**Task to carry out:** In the material below, find each line holding the string "FUNC" and copy it.

**Dataset records:**
>> start
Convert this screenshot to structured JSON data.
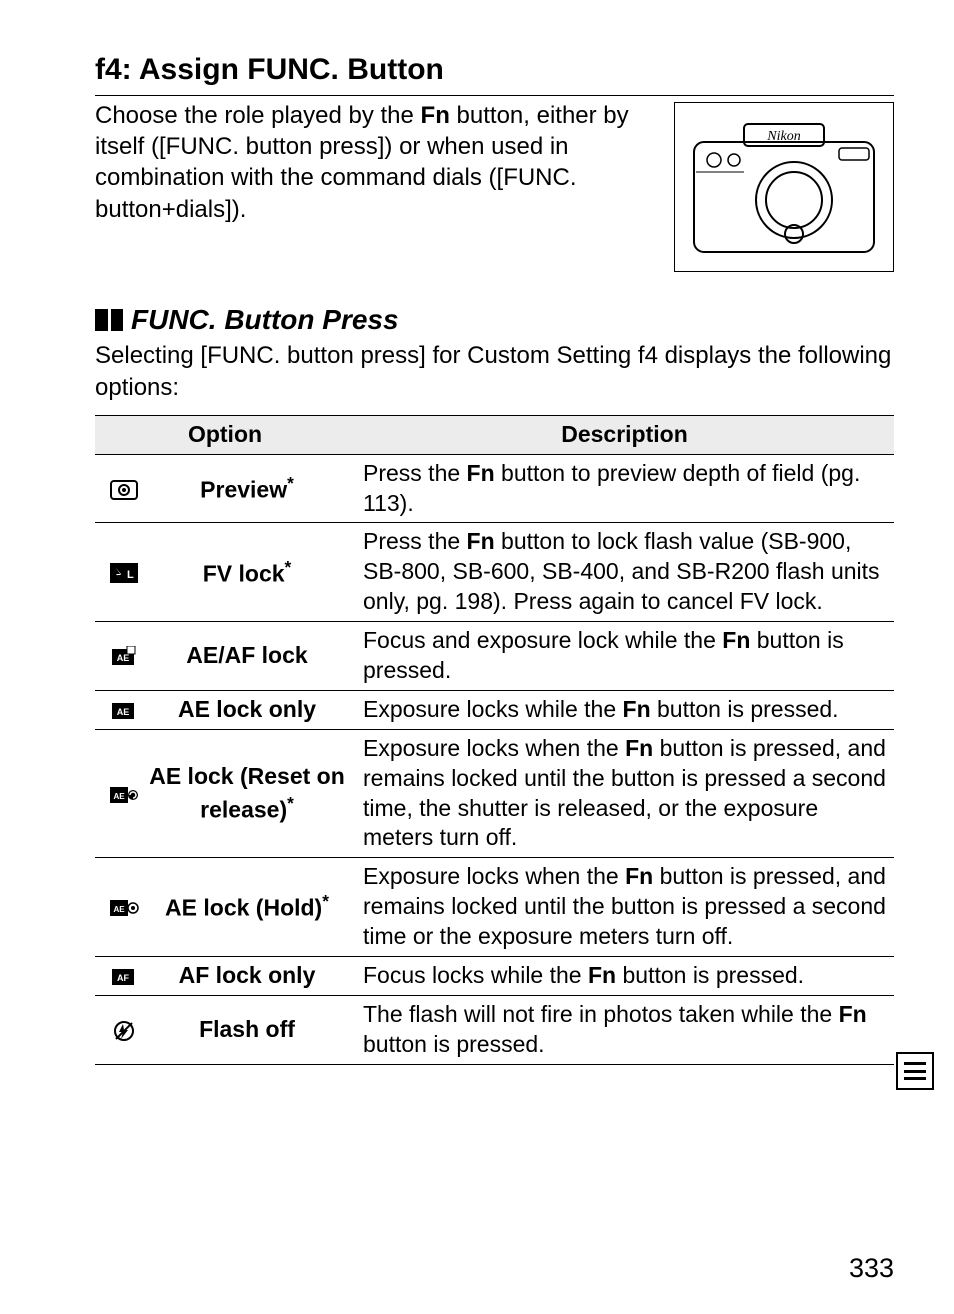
{
  "heading": "f4: Assign FUNC. Button",
  "intro": {
    "pre": "Choose the role played by the ",
    "fn": "Fn",
    "post": " button, either by itself ([FUNC. button press]) or when used in combination with the command dials ([FUNC. button+dials])."
  },
  "camera_brand": "Nikon",
  "subhead": "FUNC. Button Press",
  "subhead_desc": "Selecting [FUNC. button press] for Custom Setting f4 displays the following options:",
  "col_option": "Option",
  "col_description": "Description",
  "rows": [
    {
      "icon": "preview",
      "option": "Preview",
      "option_ast": "*",
      "desc_pre": "Press the ",
      "fn": "Fn",
      "desc_post": " button to preview depth of field (pg. 113)."
    },
    {
      "icon": "fvlock",
      "option": "FV lock",
      "option_ast": "*",
      "desc_pre": "Press the ",
      "fn": "Fn",
      "desc_post": " button to lock flash value (SB-900, SB-800, SB-600, SB-400, and SB-R200 flash units only, pg. 198).  Press again to cancel FV lock."
    },
    {
      "icon": "aeaf",
      "option": "AE/AF lock",
      "option_ast": "",
      "desc_pre": "Focus and exposure lock while the ",
      "fn": "Fn",
      "desc_post": " button is pressed."
    },
    {
      "icon": "ae",
      "option": "AE lock only",
      "option_ast": "",
      "desc_pre": "Exposure locks while the ",
      "fn": "Fn",
      "desc_post": " button is pressed."
    },
    {
      "icon": "aereset",
      "option": "AE lock (Reset on release)",
      "option_ast": "*",
      "desc_pre": "Exposure locks when the ",
      "fn": "Fn",
      "desc_post": " button is pressed, and remains locked until the button is pressed a second time, the shutter is released, or the exposure meters turn off."
    },
    {
      "icon": "aehold",
      "option": "AE lock (Hold)",
      "option_ast": "*",
      "desc_pre": "Exposure locks when the ",
      "fn": "Fn",
      "desc_post": " button is pressed, and remains locked until the button is pressed a second time or the exposure meters turn off."
    },
    {
      "icon": "af",
      "option": "AF lock only",
      "option_ast": "",
      "desc_pre": "Focus locks while the ",
      "fn": "Fn",
      "desc_post": " button is pressed."
    },
    {
      "icon": "flashoff",
      "option": "Flash off",
      "option_ast": "",
      "desc_pre": "The flash will not fire in photos taken while the ",
      "fn": "Fn",
      "desc_post": " button is pressed."
    }
  ],
  "page_number": "333"
}
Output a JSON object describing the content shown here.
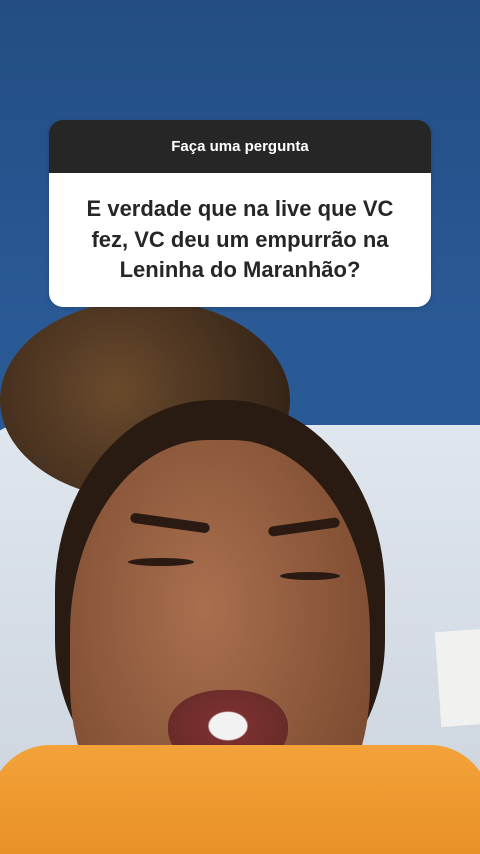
{
  "question_sticker": {
    "header": "Faça uma pergunta",
    "question": "E verdade que na live que VC fez, VC deu um empurrão na Leninha do Maranhão?"
  },
  "colors": {
    "background_wall": "#2a5a96",
    "sticker_header": "#262626",
    "sticker_body": "#ffffff",
    "shirt": "#f3a23a"
  }
}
>> end
**Reply:**
  "heading": "f4: Assign FUNC. Button",
    "post": " button, either by itself ([FUNC. button press]) or when used in combination with the command dials ([FUNC. button+dials])."
  "subhead": "FUNC. Button Press",
  "subhead_desc": "Selecting [FUNC. button press] for Custom Setting f4 displays the following options:",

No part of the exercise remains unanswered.